GIVEN PROBLEM:
Search the material below for the string "when" and list each line that holds it.
begin STORED DATA
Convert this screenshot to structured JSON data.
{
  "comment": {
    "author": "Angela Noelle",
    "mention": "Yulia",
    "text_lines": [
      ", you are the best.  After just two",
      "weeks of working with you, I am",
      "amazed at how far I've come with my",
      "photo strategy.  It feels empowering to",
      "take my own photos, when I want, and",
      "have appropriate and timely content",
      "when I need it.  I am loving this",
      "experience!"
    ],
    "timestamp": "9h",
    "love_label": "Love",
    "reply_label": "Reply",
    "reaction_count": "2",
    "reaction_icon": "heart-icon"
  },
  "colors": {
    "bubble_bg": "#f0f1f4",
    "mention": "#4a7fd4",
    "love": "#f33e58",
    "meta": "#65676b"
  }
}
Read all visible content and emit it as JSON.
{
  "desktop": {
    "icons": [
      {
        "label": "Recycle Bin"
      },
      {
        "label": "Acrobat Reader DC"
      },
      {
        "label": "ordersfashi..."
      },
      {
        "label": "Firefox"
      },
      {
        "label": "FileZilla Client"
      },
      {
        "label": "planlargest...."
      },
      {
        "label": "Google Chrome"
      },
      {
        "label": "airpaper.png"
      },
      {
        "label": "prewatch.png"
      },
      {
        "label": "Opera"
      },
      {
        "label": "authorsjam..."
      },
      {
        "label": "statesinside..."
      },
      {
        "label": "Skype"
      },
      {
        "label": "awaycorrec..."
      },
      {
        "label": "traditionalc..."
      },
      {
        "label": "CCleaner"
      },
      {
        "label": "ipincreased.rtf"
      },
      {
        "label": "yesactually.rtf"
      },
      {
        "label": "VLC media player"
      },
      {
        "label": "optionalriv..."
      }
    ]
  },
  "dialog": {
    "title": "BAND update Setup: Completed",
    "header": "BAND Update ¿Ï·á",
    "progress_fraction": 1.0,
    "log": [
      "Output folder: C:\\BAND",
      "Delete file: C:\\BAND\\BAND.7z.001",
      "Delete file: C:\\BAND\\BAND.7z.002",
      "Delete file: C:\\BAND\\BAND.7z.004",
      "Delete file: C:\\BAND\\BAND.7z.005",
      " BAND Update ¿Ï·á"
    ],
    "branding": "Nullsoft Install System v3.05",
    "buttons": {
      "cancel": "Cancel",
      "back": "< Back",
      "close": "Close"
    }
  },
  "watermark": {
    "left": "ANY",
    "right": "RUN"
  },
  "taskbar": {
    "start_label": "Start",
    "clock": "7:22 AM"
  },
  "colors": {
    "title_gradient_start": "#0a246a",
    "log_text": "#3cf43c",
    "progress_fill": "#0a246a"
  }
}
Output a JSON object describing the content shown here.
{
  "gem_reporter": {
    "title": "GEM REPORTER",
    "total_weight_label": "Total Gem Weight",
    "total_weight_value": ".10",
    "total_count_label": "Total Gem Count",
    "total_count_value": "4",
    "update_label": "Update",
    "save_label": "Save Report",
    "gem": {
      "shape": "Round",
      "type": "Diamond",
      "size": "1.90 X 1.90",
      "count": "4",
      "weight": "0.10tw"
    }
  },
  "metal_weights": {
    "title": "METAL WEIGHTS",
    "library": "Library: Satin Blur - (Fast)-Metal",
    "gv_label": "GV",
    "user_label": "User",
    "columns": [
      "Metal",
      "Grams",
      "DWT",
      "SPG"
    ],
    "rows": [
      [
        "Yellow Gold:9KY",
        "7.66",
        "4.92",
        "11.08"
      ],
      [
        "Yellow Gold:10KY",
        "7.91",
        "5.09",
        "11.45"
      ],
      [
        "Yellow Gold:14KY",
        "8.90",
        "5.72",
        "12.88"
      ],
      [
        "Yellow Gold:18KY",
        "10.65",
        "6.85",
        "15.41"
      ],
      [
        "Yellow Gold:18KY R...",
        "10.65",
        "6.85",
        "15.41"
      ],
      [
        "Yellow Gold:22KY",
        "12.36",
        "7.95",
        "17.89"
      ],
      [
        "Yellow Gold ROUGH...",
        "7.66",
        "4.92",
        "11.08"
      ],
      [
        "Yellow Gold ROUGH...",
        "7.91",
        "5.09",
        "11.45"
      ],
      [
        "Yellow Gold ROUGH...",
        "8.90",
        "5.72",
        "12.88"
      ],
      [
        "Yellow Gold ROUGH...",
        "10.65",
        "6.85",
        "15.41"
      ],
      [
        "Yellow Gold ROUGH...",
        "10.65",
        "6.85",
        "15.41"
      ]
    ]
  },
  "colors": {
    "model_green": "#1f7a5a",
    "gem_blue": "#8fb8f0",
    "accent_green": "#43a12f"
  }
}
end STORED DATA
SOLUTION:
      "take my own photos, when I want, and",
      "when I need it.  I am loving this",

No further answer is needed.